## Begin

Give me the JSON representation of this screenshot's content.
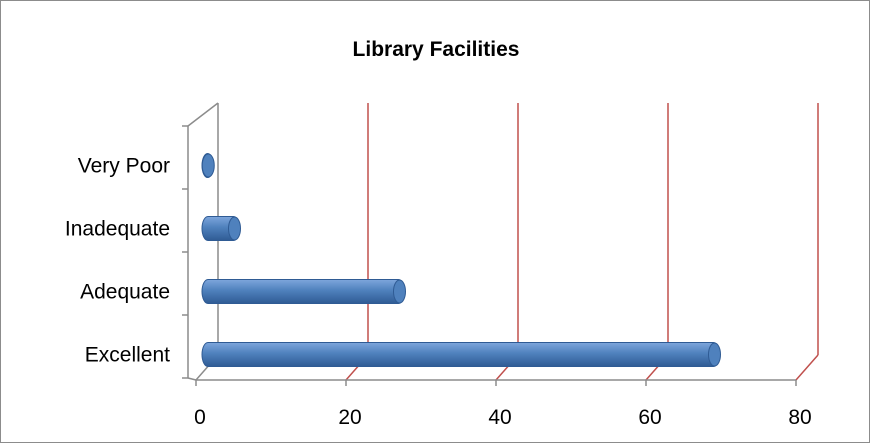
{
  "chart_data": {
    "type": "bar",
    "orientation": "horizontal",
    "title": "Library Facilities",
    "categories": [
      "Excellent",
      "Adequate",
      "Inadequate",
      "Very Poor"
    ],
    "values": [
      69,
      27,
      5,
      1.5
    ],
    "xlim": [
      0,
      80
    ],
    "x_ticks": [
      "0",
      "20",
      "40",
      "60",
      "80"
    ],
    "grid": true,
    "legend": "none",
    "colors": {
      "bar": "#4f81bd",
      "bar_dark": "#2f5b94",
      "bar_light": "#7ea6dc",
      "gridline": "#c0504d",
      "axis": "#8c8c8c"
    }
  }
}
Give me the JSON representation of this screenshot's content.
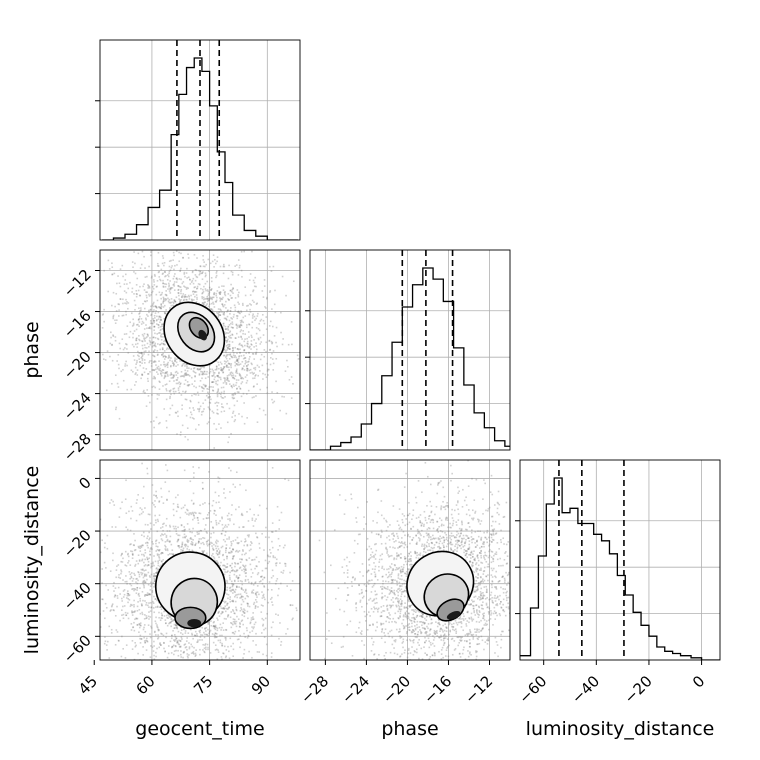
{
  "chart_data": {
    "type": "corner",
    "parameters": [
      "geocent_time",
      "phase",
      "luminosity_distance"
    ],
    "axis_labels": {
      "geocent_time": "geocent_time",
      "phase": "phase",
      "luminosity_distance": "luminosity_distance"
    },
    "ranges": {
      "geocent_time": [
        46.5,
        98.5
      ],
      "phase": [
        -29.5,
        -10.0
      ],
      "luminosity_distance": [
        -69.0,
        7.0
      ]
    },
    "ticks": {
      "geocent_time": [
        45,
        60,
        75,
        90
      ],
      "phase": [
        -28,
        -24,
        -20,
        -16,
        -12
      ],
      "luminosity_distance": [
        -60,
        -40,
        -20,
        0
      ],
      "lum_row": [
        -60,
        -40,
        -20,
        0
      ]
    },
    "tick_labels": {
      "geocent_time": [
        "45",
        "60",
        "75",
        "90"
      ],
      "phase": [
        "−28",
        "−24",
        "−20",
        "−16",
        "−12"
      ],
      "luminosity_distance": [
        "−60",
        "−40",
        "−20",
        "0"
      ],
      "lum_row": [
        "−60",
        "−40",
        "−20",
        "0"
      ]
    },
    "quantiles": {
      "geocent_time": [
        66.5,
        72.5,
        77.5
      ],
      "phase": [
        -20.5,
        -18.2,
        -15.6
      ],
      "luminosity_distance": [
        -54.2,
        -45.5,
        -29.5
      ]
    },
    "histograms": {
      "geocent_time": {
        "edges": [
          47,
          50,
          53,
          56,
          59,
          62,
          65,
          67,
          69,
          71,
          73,
          75,
          77,
          79,
          81,
          84,
          87,
          90,
          94,
          98
        ],
        "counts": [
          0,
          1,
          3,
          8,
          17,
          26,
          55,
          76,
          90,
          95,
          88,
          70,
          46,
          30,
          13,
          5,
          2,
          0,
          0
        ]
      },
      "phase": {
        "edges": [
          -29.5,
          -28.5,
          -27.5,
          -26.5,
          -25.5,
          -24.5,
          -23.5,
          -22.5,
          -21.5,
          -20.5,
          -19.5,
          -18.5,
          -17.5,
          -16.5,
          -15.5,
          -14.5,
          -13.5,
          -12.5,
          -11.5,
          -10.5,
          -10.0
        ],
        "counts": [
          0,
          0,
          2,
          4,
          7,
          14,
          25,
          40,
          58,
          77,
          89,
          98,
          92,
          80,
          55,
          35,
          20,
          12,
          5,
          2
        ]
      },
      "luminosity_distance": {
        "edges": [
          -69,
          -65,
          -62,
          -59,
          -56,
          -53,
          -50,
          -47,
          -44,
          -41,
          -38,
          -35,
          -32,
          -29,
          -26,
          -23,
          -20,
          -17,
          -14,
          -11,
          -8,
          -4,
          0,
          7
        ],
        "counts": [
          2,
          24,
          48,
          72,
          84,
          68,
          70,
          63,
          63,
          58,
          55,
          49,
          39,
          30,
          22,
          16,
          11,
          6,
          4,
          3,
          2,
          1,
          0
        ]
      }
    },
    "blobs": {
      "phase_vs_geocent_time": [
        {
          "level": 0.95,
          "cx": 71,
          "cy": -18.2,
          "sx": 7.2,
          "sy": 3.3,
          "rot": -0.66
        },
        {
          "level": 0.75,
          "cx": 71.5,
          "cy": -18.0,
          "sx": 4.2,
          "sy": 2.1,
          "rot": -0.66
        },
        {
          "level": 0.4,
          "cx": 72.2,
          "cy": -17.6,
          "sx": 2.1,
          "sy": 1.1,
          "rot": -0.66
        },
        {
          "level": 0.15,
          "cx": 73.2,
          "cy": -18.3,
          "sx": 1.0,
          "sy": 0.55,
          "rot": -0.5
        }
      ],
      "luminosity_distance_vs_geocent_time": [
        {
          "level": 0.95,
          "cx": 70,
          "cy": -41,
          "sx": 9,
          "sy": 13,
          "rot": 0.1
        },
        {
          "level": 0.7,
          "cx": 71,
          "cy": -47,
          "sx": 6,
          "sy": 9,
          "rot": 0.2
        },
        {
          "level": 0.35,
          "cx": 70,
          "cy": -53,
          "sx": 4,
          "sy": 4,
          "rot": 0.0
        },
        {
          "level": 0.15,
          "cx": 71,
          "cy": -55,
          "sx": 1.8,
          "sy": 1.6,
          "rot": 0.0
        }
      ],
      "luminosity_distance_vs_phase": [
        {
          "level": 0.95,
          "cx": -16.8,
          "cy": -40,
          "sx": 3.3,
          "sy": 12,
          "rot": -0.55
        },
        {
          "level": 0.7,
          "cx": -16.2,
          "cy": -44.5,
          "sx": 2.2,
          "sy": 8,
          "rot": -0.55
        },
        {
          "level": 0.4,
          "cx": -15.8,
          "cy": -50,
          "sx": 1.4,
          "sy": 3.6,
          "rot": -0.5
        },
        {
          "level": 0.15,
          "cx": -15.5,
          "cy": -52,
          "sx": 0.7,
          "sy": 1.3,
          "rot": -0.4
        }
      ]
    },
    "grid": true
  }
}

## End

[Job]:
Write out the material above again, word for word, minus its pictures.

[Expected answer]:
Give me the JSON representation of this screenshot's content.
{
  "chart_data": {
    "type": "bar",
    "orientation": "horizontal",
    "title": "Library Facilities",
    "categories": [
      "Excellent",
      "Adequate",
      "Inadequate",
      "Very Poor"
    ],
    "values": [
      69,
      27,
      5,
      1.5
    ],
    "xlim": [
      0,
      80
    ],
    "x_ticks": [
      "0",
      "20",
      "40",
      "60",
      "80"
    ],
    "grid": true,
    "legend": "none",
    "colors": {
      "bar": "#4f81bd",
      "bar_dark": "#2f5b94",
      "bar_light": "#7ea6dc",
      "gridline": "#c0504d",
      "axis": "#8c8c8c"
    }
  }
}
Give me the JSON representation of this screenshot's content.
{
  "chart_data": {
    "type": "corner",
    "parameters": [
      "geocent_time",
      "phase",
      "luminosity_distance"
    ],
    "axis_labels": {
      "geocent_time": "geocent_time",
      "phase": "phase",
      "luminosity_distance": "luminosity_distance"
    },
    "ranges": {
      "geocent_time": [
        46.5,
        98.5
      ],
      "phase": [
        -29.5,
        -10.0
      ],
      "luminosity_distance": [
        -69.0,
        7.0
      ]
    },
    "ticks": {
      "geocent_time": [
        45,
        60,
        75,
        90
      ],
      "phase": [
        -28,
        -24,
        -20,
        -16,
        -12
      ],
      "luminosity_distance": [
        -60,
        -40,
        -20,
        0
      ],
      "lum_row": [
        -60,
        -40,
        -20,
        0
      ]
    },
    "tick_labels": {
      "geocent_time": [
        "45",
        "60",
        "75",
        "90"
      ],
      "phase": [
        "−28",
        "−24",
        "−20",
        "−16",
        "−12"
      ],
      "luminosity_distance": [
        "−60",
        "−40",
        "−20",
        "0"
      ],
      "lum_row": [
        "−60",
        "−40",
        "−20",
        "0"
      ]
    },
    "quantiles": {
      "geocent_time": [
        66.5,
        72.5,
        77.5
      ],
      "phase": [
        -20.5,
        -18.2,
        -15.6
      ],
      "luminosity_distance": [
        -54.2,
        -45.5,
        -29.5
      ]
    },
    "histograms": {
      "geocent_time": {
        "edges": [
          47,
          50,
          53,
          56,
          59,
          62,
          65,
          67,
          69,
          71,
          73,
          75,
          77,
          79,
          81,
          84,
          87,
          90,
          94,
          98
        ],
        "counts": [
          0,
          1,
          3,
          8,
          17,
          26,
          55,
          76,
          90,
          95,
          88,
          70,
          46,
          30,
          13,
          5,
          2,
          0,
          0
        ]
      },
      "phase": {
        "edges": [
          -29.5,
          -28.5,
          -27.5,
          -26.5,
          -25.5,
          -24.5,
          -23.5,
          -22.5,
          -21.5,
          -20.5,
          -19.5,
          -18.5,
          -17.5,
          -16.5,
          -15.5,
          -14.5,
          -13.5,
          -12.5,
          -11.5,
          -10.5,
          -10.0
        ],
        "counts": [
          0,
          0,
          2,
          4,
          7,
          14,
          25,
          40,
          58,
          77,
          89,
          98,
          92,
          80,
          55,
          35,
          20,
          12,
          5,
          2
        ]
      },
      "luminosity_distance": {
        "edges": [
          -69,
          -65,
          -62,
          -59,
          -56,
          -53,
          -50,
          -47,
          -44,
          -41,
          -38,
          -35,
          -32,
          -29,
          -26,
          -23,
          -20,
          -17,
          -14,
          -11,
          -8,
          -4,
          0,
          7
        ],
        "counts": [
          2,
          24,
          48,
          72,
          84,
          68,
          70,
          63,
          63,
          58,
          55,
          49,
          39,
          30,
          22,
          16,
          11,
          6,
          4,
          3,
          2,
          1,
          0
        ]
      }
    },
    "blobs": {
      "phase_vs_geocent_time": [
        {
          "level": 0.95,
          "cx": 71,
          "cy": -18.2,
          "sx": 7.2,
          "sy": 3.3,
          "rot": -0.66
        },
        {
          "level": 0.75,
          "cx": 71.5,
          "cy": -18.0,
          "sx": 4.2,
          "sy": 2.1,
          "rot": -0.66
        },
        {
          "level": 0.4,
          "cx": 72.2,
          "cy": -17.6,
          "sx": 2.1,
          "sy": 1.1,
          "rot": -0.66
        },
        {
          "level": 0.15,
          "cx": 73.2,
          "cy": -18.3,
          "sx": 1.0,
          "sy": 0.55,
          "rot": -0.5
        }
      ],
      "luminosity_distance_vs_geocent_time": [
        {
          "level": 0.95,
          "cx": 70,
          "cy": -41,
          "sx": 9,
          "sy": 13,
          "rot": 0.1
        },
        {
          "level": 0.7,
          "cx": 71,
          "cy": -47,
          "sx": 6,
          "sy": 9,
          "rot": 0.2
        },
        {
          "level": 0.35,
          "cx": 70,
          "cy": -53,
          "sx": 4,
          "sy": 4,
          "rot": 0.0
        },
        {
          "level": 0.15,
          "cx": 71,
          "cy": -55,
          "sx": 1.8,
          "sy": 1.6,
          "rot": 0.0
        }
      ],
      "luminosity_distance_vs_phase": [
        {
          "level": 0.95,
          "cx": -16.8,
          "cy": -40,
          "sx": 3.3,
          "sy": 12,
          "rot": -0.55
        },
        {
          "level": 0.7,
          "cx": -16.2,
          "cy": -44.5,
          "sx": 2.2,
          "sy": 8,
          "rot": -0.55
        },
        {
          "level": 0.4,
          "cx": -15.8,
          "cy": -50,
          "sx": 1.4,
          "sy": 3.6,
          "rot": -0.5
        },
        {
          "level": 0.15,
          "cx": -15.5,
          "cy": -52,
          "sx": 0.7,
          "sy": 1.3,
          "rot": -0.4
        }
      ]
    },
    "grid": true
  }
}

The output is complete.